Single out the lines that include the word "same". Copy them.

(begin)

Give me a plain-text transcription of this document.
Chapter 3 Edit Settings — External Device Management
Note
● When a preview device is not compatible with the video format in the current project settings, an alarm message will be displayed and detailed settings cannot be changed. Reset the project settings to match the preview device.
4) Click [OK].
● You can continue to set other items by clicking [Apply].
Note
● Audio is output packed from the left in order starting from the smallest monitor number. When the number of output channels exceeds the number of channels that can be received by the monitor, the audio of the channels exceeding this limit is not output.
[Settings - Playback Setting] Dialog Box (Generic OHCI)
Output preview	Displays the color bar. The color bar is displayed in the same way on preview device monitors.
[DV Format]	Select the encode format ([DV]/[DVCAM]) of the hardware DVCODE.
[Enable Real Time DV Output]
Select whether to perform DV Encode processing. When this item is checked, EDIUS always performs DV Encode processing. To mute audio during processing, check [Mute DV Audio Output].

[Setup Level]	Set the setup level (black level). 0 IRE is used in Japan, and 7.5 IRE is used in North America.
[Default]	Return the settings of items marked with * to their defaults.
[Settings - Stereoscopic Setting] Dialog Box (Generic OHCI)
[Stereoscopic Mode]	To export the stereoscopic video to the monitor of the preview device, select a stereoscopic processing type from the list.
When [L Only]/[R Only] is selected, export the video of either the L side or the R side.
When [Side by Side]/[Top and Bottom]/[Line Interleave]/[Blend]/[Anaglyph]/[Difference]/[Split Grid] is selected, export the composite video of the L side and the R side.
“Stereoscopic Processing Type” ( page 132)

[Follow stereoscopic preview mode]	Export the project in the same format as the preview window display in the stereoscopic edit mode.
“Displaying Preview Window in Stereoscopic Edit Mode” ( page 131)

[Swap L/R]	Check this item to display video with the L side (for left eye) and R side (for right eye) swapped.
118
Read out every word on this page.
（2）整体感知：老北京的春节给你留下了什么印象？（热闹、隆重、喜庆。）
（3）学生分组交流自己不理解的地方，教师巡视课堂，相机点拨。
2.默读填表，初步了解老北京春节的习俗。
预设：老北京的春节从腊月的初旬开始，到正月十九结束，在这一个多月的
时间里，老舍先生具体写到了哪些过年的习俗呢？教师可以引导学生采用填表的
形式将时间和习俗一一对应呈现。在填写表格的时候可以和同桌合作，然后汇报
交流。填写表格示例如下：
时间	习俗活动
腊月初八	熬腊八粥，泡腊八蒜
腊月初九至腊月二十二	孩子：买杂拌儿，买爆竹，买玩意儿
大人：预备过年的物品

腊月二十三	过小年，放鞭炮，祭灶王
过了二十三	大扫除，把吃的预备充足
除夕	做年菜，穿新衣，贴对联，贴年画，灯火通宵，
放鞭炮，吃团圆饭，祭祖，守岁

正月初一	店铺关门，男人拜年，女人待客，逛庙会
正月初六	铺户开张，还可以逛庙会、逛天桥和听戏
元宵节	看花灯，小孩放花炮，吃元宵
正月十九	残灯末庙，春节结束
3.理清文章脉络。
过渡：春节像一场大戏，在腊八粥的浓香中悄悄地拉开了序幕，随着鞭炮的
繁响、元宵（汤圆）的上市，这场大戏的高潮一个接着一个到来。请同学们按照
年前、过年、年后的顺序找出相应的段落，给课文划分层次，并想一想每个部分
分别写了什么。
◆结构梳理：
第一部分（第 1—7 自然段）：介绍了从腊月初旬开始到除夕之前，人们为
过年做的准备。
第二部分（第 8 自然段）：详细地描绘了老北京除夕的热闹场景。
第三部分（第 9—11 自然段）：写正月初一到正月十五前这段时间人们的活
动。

(end)

Task result
Output preview	Displays the color bar. The color bar is displayed in the same way on preview device monitors.
[Follow stereoscopic preview mode]	Export the project in the same format as the preview window display in the stereoscopic edit mode.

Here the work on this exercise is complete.